◆ Instruction
Turn the lines in these records into a numbered list, and leave out any blank lines.

-- Begin --

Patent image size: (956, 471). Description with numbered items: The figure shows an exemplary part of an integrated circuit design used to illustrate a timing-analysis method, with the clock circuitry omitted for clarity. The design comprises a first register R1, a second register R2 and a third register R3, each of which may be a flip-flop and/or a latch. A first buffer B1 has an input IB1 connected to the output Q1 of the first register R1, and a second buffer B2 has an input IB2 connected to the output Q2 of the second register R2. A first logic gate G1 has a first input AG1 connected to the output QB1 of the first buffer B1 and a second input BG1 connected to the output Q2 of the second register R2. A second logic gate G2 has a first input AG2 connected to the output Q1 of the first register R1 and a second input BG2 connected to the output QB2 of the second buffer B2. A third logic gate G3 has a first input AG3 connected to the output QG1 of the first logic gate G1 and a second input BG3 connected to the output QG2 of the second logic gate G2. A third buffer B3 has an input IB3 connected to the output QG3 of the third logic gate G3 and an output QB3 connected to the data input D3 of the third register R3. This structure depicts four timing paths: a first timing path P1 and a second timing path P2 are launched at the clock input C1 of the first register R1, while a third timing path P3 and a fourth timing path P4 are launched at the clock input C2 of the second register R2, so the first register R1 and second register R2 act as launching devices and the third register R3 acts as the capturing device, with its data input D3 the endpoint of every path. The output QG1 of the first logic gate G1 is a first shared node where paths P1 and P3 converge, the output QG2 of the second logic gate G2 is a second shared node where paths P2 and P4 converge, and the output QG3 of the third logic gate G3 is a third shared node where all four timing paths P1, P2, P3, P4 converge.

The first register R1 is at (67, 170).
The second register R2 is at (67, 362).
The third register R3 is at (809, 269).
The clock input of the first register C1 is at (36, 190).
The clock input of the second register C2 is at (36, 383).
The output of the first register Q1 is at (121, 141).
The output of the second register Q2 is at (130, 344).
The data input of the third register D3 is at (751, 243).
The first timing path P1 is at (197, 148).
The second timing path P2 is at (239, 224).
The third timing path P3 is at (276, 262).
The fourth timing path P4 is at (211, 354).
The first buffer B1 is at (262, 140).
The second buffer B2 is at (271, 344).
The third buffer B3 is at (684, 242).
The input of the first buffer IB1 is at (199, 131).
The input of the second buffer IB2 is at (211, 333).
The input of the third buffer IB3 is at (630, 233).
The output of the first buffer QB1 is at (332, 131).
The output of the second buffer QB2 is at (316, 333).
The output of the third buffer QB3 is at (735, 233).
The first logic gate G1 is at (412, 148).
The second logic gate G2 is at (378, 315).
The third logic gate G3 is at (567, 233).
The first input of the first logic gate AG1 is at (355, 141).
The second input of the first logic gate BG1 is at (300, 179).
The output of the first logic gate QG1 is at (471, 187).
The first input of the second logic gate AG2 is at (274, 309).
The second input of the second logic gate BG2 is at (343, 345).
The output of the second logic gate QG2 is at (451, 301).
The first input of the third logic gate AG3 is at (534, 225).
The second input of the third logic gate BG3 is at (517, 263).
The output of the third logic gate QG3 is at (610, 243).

-- End --

◆ Exercise solution
1. Patent image size: (956, 471). Description with numbered items: The figure shows an exemplary part of an integrated circuit design used to illustrate a timing-analysis method, with the clock circuitry omitted for clarity. The design comprises a first register R1, a second register R2 and a third register R3, each of which may be a flip-flop and/or a latch. A first buffer B1 has an input IB1 connected to the output Q1 of the first register R1, and a second buffer B2 has an input IB2 connected to the output Q2 of the second register R2. A first logic gate G1 has a first input AG1 connected to the output QB1 of the first buffer B1 and a second input BG1 connected to the output Q2 of the second register R2. A second logic gate G2 has a first input AG2 connected to the output Q1 of the first register R1 and a second input BG2 connected to the output QB2 of the second buffer B2. A third logic gate G3 has a first input AG3 connected to the output QG1 of the first logic gate G1 and a second input BG3 connected to the output QG2 of the second logic gate G2. A third buffer B3 has an input IB3 connected to the output QG3 of the third logic gate G3 and an output QB3 connected to the data input D3 of the third register R3. This structure depicts four timing paths: a first timing path P1 and a second timing path P2 are launched at the clock input C1 of the first register R1, while a third timing path P3 and a fourth timing path P4 are launched at the clock input C2 of the second register R2, so the first register R1 and second register R2 act as launching devices and the third register R3 acts as the capturing device, with its data input D3 the endpoint of every path. The output QG1 of the first logic gate G1 is a first shared node where paths P1 and P3 converge, the output QG2 of the second logic gate G2 is a second shared node where paths P2 and P4 converge, and the output QG3 of the third logic gate G3 is a third shared node where all four timing paths P1, P2, P3, P4 converge.
2. The first register R1 is at (67, 170).
3. The second register R2 is at (67, 362).
4. The third register R3 is at (809, 269).
5. The clock input of the first register C1 is at (36, 190).
6. The clock input of the second register C2 is at (36, 383).
7. The output of the first register Q1 is at (121, 141).
8. The output of the second register Q2 is at (130, 344).
9. The data input of the third register D3 is at (751, 243).
10. The first timing path P1 is at (197, 148).
11. The second timing path P2 is at (239, 224).
12. The third timing path P3 is at (276, 262).
13. The fourth timing path P4 is at (211, 354).
14. The first buffer B1 is at (262, 140).
15. The second buffer B2 is at (271, 344).
16. The third buffer B3 is at (684, 242).
17. The input of the first buffer IB1 is at (199, 131).
18. The input of the second buffer IB2 is at (211, 333).
19. The input of the third buffer IB3 is at (630, 233).
20. The output of the first buffer QB1 is at (332, 131).
21. The output of the second buffer QB2 is at (316, 333).
22. The output of the third buffer QB3 is at (735, 233).
23. The first logic gate G1 is at (412, 148).
24. The second logic gate G2 is at (378, 315).
25. The third logic gate G3 is at (567, 233).
26. The first input of the first logic gate AG1 is at (355, 141).
27. The second input of the first logic gate BG1 is at (300, 179).
28. The output of the first logic gate QG1 is at (471, 187).
29. The first input of the second logic gate AG2 is at (274, 309).
30. The second input of the second logic gate BG2 is at (343, 345).
31. The output of the second logic gate QG2 is at (451, 301).
32. The first input of the third logic gate AG3 is at (534, 225).
33. The second input of the third logic gate BG3 is at (517, 263).
34. The output of the third logic gate QG3 is at (610, 243).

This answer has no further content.